• _Task requirements_
Every line with the string "color" should be gathered.

--- Start ---

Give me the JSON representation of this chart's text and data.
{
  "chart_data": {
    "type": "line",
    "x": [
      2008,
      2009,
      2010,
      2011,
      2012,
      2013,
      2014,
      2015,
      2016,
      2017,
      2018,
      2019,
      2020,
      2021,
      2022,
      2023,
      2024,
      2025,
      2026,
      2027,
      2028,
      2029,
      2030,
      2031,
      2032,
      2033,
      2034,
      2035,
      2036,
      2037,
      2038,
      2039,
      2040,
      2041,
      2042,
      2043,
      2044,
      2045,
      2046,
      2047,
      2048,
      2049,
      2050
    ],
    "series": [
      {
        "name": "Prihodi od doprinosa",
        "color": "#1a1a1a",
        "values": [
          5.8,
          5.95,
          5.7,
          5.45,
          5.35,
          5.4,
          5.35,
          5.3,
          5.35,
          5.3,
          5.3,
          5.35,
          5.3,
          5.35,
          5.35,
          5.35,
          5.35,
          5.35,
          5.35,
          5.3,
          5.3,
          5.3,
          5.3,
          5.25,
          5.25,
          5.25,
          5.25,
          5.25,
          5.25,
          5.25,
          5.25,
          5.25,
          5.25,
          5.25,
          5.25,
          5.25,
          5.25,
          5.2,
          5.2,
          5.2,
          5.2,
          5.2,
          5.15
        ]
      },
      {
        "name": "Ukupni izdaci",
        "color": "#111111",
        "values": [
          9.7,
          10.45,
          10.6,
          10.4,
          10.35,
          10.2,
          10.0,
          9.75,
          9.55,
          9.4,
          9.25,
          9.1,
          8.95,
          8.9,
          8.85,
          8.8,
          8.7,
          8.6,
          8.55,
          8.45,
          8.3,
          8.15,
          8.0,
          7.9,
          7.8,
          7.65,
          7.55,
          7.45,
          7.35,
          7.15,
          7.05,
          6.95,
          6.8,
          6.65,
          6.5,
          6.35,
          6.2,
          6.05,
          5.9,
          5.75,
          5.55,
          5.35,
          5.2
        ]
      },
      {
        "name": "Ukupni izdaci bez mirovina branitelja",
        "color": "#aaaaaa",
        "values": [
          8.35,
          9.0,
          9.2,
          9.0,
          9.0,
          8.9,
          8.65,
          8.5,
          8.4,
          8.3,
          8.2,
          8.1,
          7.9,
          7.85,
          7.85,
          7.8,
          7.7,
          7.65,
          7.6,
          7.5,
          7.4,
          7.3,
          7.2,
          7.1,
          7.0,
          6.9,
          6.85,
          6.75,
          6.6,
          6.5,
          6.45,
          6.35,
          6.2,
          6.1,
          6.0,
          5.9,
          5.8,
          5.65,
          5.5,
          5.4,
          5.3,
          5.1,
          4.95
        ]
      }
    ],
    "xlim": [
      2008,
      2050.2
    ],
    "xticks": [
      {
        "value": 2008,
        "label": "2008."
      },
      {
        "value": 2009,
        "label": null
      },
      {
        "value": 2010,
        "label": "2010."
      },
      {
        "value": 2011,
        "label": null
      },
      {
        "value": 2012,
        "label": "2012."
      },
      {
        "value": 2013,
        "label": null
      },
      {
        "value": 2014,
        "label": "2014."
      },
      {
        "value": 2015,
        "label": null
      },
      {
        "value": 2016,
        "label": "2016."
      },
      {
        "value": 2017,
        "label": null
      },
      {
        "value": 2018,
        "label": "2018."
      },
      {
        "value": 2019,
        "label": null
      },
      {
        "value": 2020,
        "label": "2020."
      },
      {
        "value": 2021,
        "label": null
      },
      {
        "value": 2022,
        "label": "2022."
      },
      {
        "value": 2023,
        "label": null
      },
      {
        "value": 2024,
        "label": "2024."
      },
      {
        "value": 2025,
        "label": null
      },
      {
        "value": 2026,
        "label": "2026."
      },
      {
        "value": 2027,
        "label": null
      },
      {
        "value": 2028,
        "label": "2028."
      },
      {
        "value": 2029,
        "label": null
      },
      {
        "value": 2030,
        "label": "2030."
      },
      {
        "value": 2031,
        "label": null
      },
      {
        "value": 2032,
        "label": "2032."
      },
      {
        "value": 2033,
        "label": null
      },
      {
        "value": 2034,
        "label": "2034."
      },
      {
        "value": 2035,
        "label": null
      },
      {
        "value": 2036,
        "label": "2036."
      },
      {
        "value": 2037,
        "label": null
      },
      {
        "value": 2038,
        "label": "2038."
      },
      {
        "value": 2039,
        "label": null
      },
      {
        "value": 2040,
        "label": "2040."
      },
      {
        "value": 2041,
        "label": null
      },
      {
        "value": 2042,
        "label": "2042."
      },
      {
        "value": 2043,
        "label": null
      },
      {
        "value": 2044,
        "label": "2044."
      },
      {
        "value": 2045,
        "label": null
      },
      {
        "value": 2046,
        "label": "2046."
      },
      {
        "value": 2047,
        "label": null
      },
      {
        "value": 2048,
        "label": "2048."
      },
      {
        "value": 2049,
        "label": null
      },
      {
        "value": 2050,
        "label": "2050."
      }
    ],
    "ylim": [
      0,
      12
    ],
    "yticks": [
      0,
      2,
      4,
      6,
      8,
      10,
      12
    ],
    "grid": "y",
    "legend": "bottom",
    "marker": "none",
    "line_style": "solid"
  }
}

--- End ---

• _Full response_
        "color": "#1a1a1a",
        "color": "#111111",
        "color": "#aaaaaa",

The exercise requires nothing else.